▶ [Kutipan Pilihan]:

Jawa Pos

Wali Murid Protes Tambahan Nilai

-

SURABAYA – Aturan baru penambahan nilai 12,5 dalam penerimaan peserta didik baru (PPDB) jenjang SMA dikeluhkan. Wali murid menilai keputusan tersebut dibuat terlalu mendadak dan tidak menguntung­kan pendaftar di luar zona. Karena itu, persaingan masuk bangku SMA pun tidak akan berlangsun­g fair.

Wiji Saksono, salah seorang wali murid, mengatakan, penambahan poin 12,5 bagi siswa yang memilih SMA di dalam zona dinilainya tidak adil. Bahkan cenderung curang. Sebab, ketentuan awal seleksi PPDB adalah nilai ujian nasional (unas).

Persaingan siswa yang memiliki nilai unas tinggi dari luar zona dengan siswa yang memiliki nilai unas tidak terlalu tinggi tapi berada di dalam zona akan menjadi tidak fair

Dia mencontohk­an, siswa dengan nilai 36 mau daftar ke sekolah A di luar zona dan siswa yang memiliki nilai 35 dari zona asli akan mendaftar ke sekolah yang sama. ”Yang 35 dapat tambahan 12,5 sehingga jadi 37,5. Itu rasanya kok tidak adil,” katanya. Sebab, nilai 36 merupakan hasil kerja keras siswa selama unas. Demikian juga siswa yang punya nilai 35. ”Kok tiba-tiba nilainya yang tidak tinggi ditambah 12,5 sehingga jadi tinggi,” tuturnya.

Karena itu, Wiji menyayangk- annya. Sebab, selama ini siswa diajari untuk jujur. Siswa melaksanak­an ujian berbasis komputer (CBT) agar integritas meningkat. Namun, tiba-tiba hasil kerja keras siswa seolah dirusak dengan tambahan poin. ”Biarkan nilai itu murni,” katanya.

Tidak bisa dimungkiri, sekolah tertentu masih menjadi jujukan para siswa untuk mendaftar. Orang tua pun punya harapan yang sama agar anaknya bisa bersekolah di sekolah tertentu. Hal itu dirasa wajar karena terkait dengan masa depan anak. Misalnya ketika siswa hendak melanjutka­n pendidikan ke perguruan tinggi. ” Track record sekolah yang meloloskan banyak siswa yang diterima di perguruan tinggi negeri jalur SNM PTN juga jadi pertimbang­an kami,” katanya.

▶ [Tantangan 1]: Dalam berita tentang tambahan nilai PPDB, berapa nilai akhir siswa bernilai 35 dari dalam zona setelah menerima tambahan poin?
▶ [Tantangan 2]: Perpanjang berita tentang tambahan nilai PPDB dengan menulis lanjutannya sesudah kalimat terakhir.
Item yang menyusul sama sekali tidak berkaitan dengan berita tentang tambahan nilai PPDB ini.

▶ [Cuplikan Data]:
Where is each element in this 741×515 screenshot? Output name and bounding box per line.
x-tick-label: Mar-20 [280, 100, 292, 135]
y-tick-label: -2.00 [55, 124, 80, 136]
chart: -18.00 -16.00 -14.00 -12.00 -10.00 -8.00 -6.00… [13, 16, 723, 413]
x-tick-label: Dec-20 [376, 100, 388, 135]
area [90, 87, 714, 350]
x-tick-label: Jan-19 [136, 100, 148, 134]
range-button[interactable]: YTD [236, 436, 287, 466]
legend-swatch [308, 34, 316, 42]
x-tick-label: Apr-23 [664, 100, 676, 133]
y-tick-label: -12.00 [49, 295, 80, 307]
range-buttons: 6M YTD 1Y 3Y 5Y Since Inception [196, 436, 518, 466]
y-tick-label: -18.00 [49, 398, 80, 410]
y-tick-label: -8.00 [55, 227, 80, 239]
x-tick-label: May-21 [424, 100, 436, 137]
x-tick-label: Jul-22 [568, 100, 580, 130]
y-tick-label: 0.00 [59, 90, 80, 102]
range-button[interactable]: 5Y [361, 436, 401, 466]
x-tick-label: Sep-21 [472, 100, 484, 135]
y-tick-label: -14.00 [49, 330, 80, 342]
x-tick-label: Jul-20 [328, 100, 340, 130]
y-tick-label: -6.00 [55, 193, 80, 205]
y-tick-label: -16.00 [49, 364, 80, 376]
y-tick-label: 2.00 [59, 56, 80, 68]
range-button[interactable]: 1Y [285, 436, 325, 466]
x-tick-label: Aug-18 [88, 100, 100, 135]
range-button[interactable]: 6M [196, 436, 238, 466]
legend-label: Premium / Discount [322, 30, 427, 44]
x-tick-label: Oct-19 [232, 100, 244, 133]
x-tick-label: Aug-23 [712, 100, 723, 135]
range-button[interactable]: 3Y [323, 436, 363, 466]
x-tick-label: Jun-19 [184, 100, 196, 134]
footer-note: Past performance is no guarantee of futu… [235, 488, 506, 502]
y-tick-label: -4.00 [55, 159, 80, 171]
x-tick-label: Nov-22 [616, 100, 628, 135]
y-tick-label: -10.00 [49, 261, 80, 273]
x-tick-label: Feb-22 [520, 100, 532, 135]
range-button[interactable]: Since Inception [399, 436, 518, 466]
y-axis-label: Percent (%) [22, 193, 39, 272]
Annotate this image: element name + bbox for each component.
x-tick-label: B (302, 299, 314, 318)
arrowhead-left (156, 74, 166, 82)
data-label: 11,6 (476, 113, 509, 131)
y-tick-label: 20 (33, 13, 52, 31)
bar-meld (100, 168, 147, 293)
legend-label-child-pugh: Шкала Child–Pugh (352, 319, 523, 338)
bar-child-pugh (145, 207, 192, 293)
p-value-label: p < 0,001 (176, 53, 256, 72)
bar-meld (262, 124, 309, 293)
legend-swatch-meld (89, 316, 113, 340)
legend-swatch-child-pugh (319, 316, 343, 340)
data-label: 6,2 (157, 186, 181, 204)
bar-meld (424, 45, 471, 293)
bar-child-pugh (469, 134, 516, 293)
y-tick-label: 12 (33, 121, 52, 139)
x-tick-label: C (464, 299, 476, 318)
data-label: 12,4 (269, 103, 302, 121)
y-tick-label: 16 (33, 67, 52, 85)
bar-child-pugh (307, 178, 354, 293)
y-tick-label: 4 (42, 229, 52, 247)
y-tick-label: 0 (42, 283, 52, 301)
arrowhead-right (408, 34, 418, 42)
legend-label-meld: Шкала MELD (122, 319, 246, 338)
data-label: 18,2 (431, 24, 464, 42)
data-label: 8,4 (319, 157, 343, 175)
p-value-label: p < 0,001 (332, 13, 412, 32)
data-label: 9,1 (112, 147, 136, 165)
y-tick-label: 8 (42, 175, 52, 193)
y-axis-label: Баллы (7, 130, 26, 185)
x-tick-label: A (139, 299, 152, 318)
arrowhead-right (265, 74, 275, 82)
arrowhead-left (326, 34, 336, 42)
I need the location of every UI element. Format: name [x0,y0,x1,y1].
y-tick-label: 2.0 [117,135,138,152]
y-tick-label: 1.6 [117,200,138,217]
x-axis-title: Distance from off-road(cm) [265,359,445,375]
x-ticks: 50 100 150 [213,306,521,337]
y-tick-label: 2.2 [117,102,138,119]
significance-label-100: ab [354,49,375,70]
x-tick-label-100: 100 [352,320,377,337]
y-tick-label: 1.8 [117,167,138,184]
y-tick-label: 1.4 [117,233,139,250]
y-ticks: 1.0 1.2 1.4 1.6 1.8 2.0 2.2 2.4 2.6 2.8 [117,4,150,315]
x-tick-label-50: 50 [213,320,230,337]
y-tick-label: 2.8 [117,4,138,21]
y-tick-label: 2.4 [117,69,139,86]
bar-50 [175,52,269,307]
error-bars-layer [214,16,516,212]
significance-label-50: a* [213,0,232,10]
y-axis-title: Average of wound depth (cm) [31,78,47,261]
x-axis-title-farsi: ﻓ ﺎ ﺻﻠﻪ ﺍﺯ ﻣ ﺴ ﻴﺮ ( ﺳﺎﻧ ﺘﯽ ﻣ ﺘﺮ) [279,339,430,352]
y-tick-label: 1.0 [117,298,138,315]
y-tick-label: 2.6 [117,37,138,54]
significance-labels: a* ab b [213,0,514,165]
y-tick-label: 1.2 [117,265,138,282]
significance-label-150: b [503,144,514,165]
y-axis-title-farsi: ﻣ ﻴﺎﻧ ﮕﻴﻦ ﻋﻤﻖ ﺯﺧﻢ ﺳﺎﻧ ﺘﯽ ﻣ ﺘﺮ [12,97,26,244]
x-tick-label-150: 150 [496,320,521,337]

▶ [Jawaban Benar 1]: Nilainya menjadi 37,5.

▶ [Jawaban Benar 2]:
Dia berharap Dinas Pendidikan Jawa Timur bisa membuat kebijakan yang lebih baik. ”Buat keputusan yang tidak mengubah nilai. Asas bersaing yang sehat harus dijunjung. Ajarkan yang sehat,” tegas dia.

Bonus poin itu juga dianggap menguntung­kan warga di zona tertentu. Zona 3 atau pusat kota misalnya. Terdiri atas SMAN 1, SMAN 2, SMAN 5, SMAN 9, dan SMAN 6. Kualitas sekolah-sekolah itu selama ini terjaga. Tak heran, sekolah-sekolah tersebut menjadi pilihan banyak warga. ”Semua sekolah di zona 3 sekolah favorit, dapat tambahan poin lagi untuk yang satu zonasi,” tuturnya.

Jika kebijakan bonus poin itu tetap diberlakuk­an, papar dia, setidaknya pemberlaku­annya tidak tahun ini. Melainkan bisa tahun berikutnya. Sebab, PPDB sudah berjalan dengan dimulainya jalur offline. Meski jalur online belum berjalan, pengumuman kebijakan dirasa cukup mendesak dan tiba-tiba. ”Ibaratnya, sekarang sedang masa tenang, apalagi mau Lebaran, tapi malah bikin galau orang tua,” sesalnya.

Hal senada disampaika­n Nasrul Haqqi. Alumnus SMPN 3 itu kecewa dengan peraturan dispendik yang memberikan nilai tambahan kepada siswa yang mendaftar di dalam zona. Tambahan nilai tersebut, menurut dia, tidak fair dan menyurutka­n semangat siswa yang telah berjuang untuk mendapatka­n nilai terbaik. ”Kami sudah sungguh-sungguh dalam unas lalu,” ujarnya.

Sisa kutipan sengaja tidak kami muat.